Dataset items
* * * * *

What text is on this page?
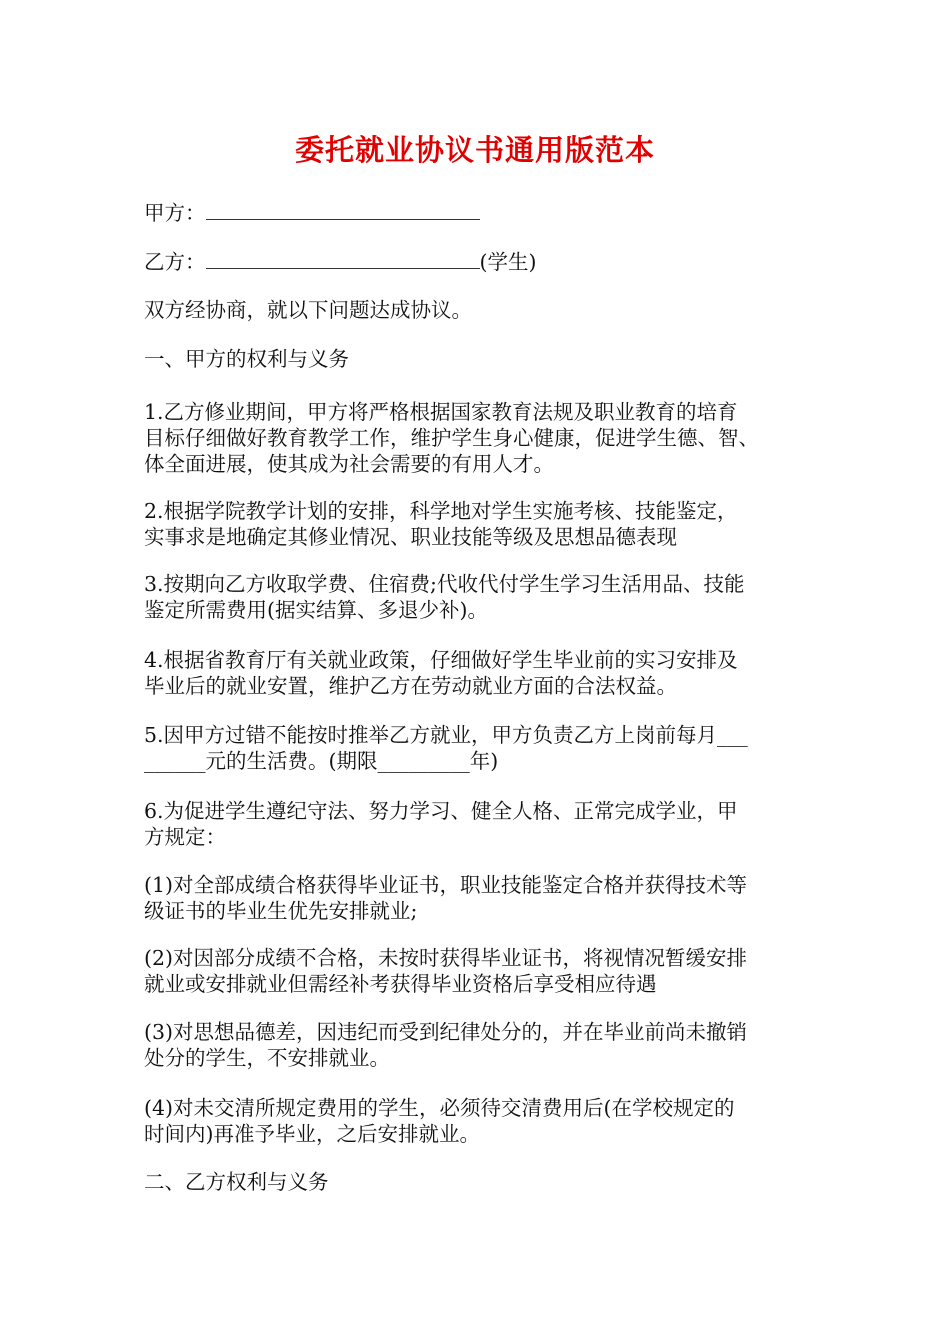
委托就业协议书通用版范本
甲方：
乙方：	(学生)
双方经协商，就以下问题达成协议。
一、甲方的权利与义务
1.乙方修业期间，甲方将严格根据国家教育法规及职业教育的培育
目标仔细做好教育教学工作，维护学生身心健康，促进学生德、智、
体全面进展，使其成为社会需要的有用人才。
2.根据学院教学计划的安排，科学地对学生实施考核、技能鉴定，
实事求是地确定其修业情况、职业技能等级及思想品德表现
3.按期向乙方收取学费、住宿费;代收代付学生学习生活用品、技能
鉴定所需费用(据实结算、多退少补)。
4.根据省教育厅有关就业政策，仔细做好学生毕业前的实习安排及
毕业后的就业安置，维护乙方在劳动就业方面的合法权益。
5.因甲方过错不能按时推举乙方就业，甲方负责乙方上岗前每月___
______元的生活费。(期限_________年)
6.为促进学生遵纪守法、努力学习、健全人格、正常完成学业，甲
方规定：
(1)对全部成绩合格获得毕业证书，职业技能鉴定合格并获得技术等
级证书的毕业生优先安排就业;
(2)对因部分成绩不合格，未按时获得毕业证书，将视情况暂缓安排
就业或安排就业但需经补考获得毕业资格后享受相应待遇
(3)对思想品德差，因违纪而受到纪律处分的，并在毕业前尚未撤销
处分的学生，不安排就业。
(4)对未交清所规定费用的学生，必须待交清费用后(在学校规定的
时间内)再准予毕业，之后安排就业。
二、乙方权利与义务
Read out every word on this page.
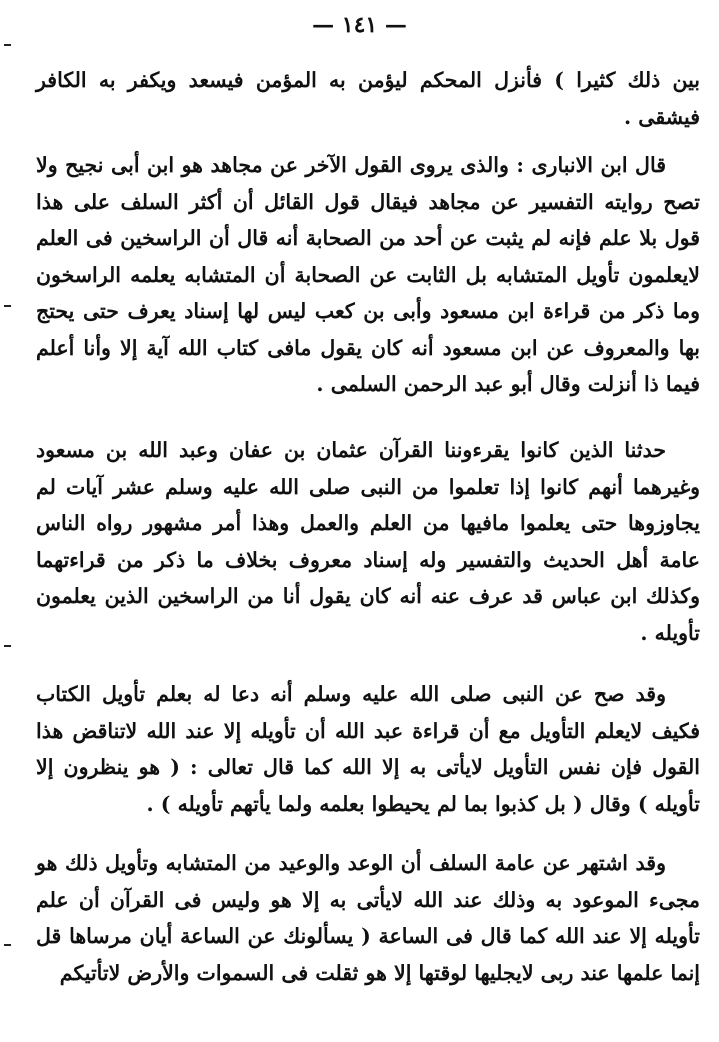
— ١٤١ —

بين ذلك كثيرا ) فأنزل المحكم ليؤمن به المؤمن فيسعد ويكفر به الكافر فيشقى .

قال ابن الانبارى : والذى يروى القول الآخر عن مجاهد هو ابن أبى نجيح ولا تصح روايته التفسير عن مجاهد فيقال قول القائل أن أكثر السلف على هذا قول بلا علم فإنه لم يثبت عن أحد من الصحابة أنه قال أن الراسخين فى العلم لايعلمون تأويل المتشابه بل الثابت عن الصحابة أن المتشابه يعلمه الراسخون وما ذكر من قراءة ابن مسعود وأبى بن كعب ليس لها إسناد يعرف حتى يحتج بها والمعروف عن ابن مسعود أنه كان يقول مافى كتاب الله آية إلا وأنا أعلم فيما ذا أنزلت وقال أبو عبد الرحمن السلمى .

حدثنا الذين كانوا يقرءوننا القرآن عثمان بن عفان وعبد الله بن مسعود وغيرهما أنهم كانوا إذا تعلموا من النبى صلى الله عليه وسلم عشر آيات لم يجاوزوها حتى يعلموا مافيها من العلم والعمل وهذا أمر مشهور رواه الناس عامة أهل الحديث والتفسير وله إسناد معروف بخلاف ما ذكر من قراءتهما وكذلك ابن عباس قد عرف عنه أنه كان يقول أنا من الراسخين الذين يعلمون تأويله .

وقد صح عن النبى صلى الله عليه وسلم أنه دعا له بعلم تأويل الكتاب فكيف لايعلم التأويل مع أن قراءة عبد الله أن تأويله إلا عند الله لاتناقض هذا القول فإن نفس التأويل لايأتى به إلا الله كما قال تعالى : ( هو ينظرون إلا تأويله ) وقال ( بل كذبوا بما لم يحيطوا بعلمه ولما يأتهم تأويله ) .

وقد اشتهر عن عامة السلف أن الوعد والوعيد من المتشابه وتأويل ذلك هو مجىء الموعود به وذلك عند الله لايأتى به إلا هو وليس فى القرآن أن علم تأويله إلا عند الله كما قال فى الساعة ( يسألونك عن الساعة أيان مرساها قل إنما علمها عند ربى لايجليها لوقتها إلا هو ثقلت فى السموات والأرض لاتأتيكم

* * * * *

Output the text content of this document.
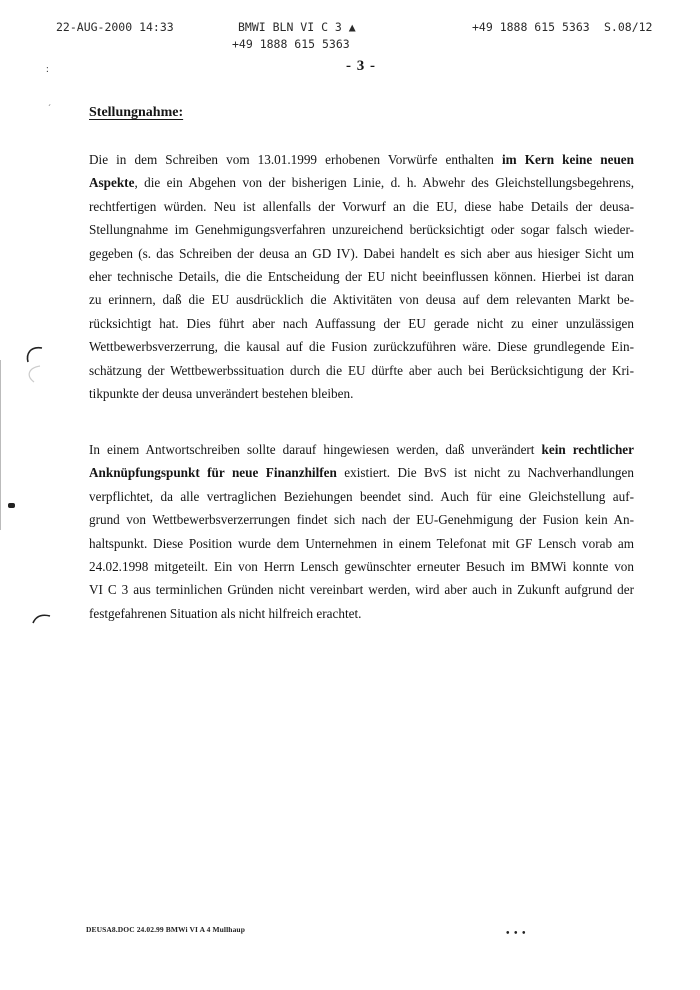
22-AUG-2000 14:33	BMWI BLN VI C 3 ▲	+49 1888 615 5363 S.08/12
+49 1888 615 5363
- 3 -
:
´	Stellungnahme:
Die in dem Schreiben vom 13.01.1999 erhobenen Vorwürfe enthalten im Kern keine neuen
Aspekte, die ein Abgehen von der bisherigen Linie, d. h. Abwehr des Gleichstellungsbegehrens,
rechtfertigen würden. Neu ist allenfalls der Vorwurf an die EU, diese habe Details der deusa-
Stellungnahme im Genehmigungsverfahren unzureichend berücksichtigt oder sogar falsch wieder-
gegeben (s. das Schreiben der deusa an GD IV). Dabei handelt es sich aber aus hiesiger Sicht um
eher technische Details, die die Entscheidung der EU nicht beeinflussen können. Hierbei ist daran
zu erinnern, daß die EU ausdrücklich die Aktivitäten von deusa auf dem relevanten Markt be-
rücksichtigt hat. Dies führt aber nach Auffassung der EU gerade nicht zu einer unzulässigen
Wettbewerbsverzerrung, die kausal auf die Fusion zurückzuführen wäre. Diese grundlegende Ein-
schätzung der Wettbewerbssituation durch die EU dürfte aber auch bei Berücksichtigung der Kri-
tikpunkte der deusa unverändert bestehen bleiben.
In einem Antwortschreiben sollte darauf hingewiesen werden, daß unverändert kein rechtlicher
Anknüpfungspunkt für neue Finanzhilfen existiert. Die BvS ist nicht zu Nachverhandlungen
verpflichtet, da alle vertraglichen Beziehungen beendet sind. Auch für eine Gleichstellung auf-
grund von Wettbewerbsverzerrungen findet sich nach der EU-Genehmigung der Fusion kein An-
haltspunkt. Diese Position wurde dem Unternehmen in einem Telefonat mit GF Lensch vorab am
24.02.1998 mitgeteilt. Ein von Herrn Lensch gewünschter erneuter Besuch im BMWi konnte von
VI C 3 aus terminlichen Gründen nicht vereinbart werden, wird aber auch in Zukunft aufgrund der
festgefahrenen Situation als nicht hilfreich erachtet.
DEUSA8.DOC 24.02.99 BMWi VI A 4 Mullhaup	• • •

* * * * *

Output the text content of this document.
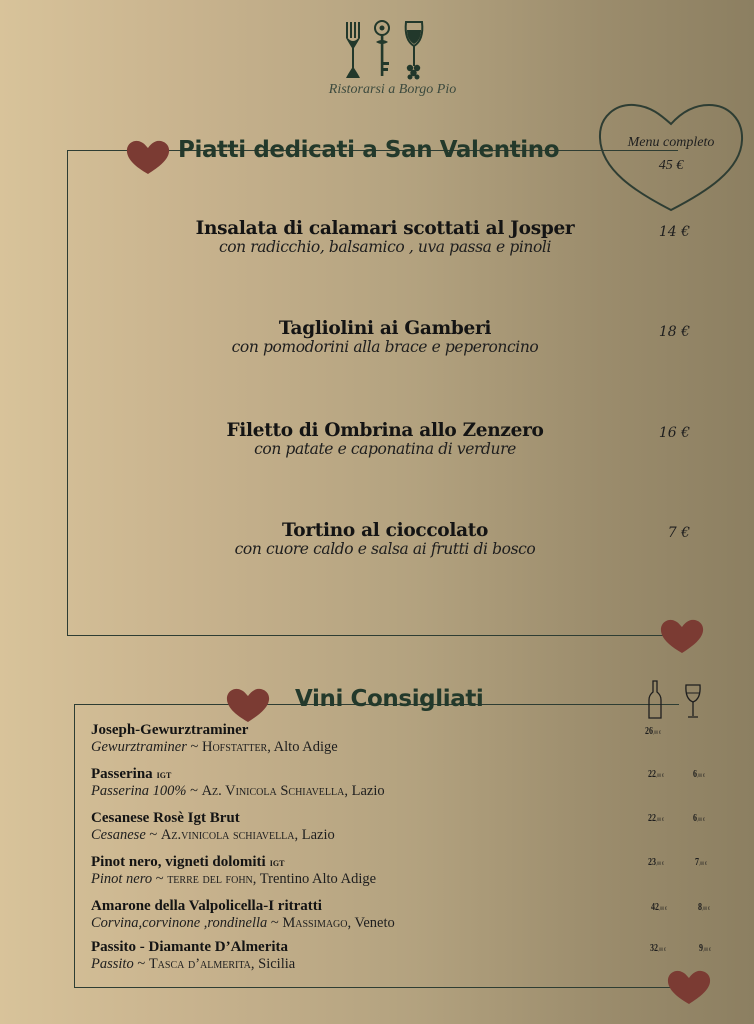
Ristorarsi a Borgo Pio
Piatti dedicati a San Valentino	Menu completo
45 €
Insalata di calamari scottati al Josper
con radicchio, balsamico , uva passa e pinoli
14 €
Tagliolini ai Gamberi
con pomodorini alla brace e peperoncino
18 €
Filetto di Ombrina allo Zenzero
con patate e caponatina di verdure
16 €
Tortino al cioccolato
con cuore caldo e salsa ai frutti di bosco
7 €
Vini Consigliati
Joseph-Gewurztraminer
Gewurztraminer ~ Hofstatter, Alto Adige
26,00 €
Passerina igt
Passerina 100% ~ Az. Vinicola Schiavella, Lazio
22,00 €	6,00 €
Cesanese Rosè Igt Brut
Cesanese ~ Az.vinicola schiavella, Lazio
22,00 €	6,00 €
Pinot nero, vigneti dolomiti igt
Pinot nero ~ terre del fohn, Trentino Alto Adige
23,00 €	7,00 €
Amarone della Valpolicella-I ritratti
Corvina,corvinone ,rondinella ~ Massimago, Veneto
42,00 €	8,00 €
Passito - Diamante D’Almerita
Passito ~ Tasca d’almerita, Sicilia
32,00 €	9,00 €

* * * * *

Give the count of lines in the listing that hold the word "Pinot", with no other text.

= Output =
2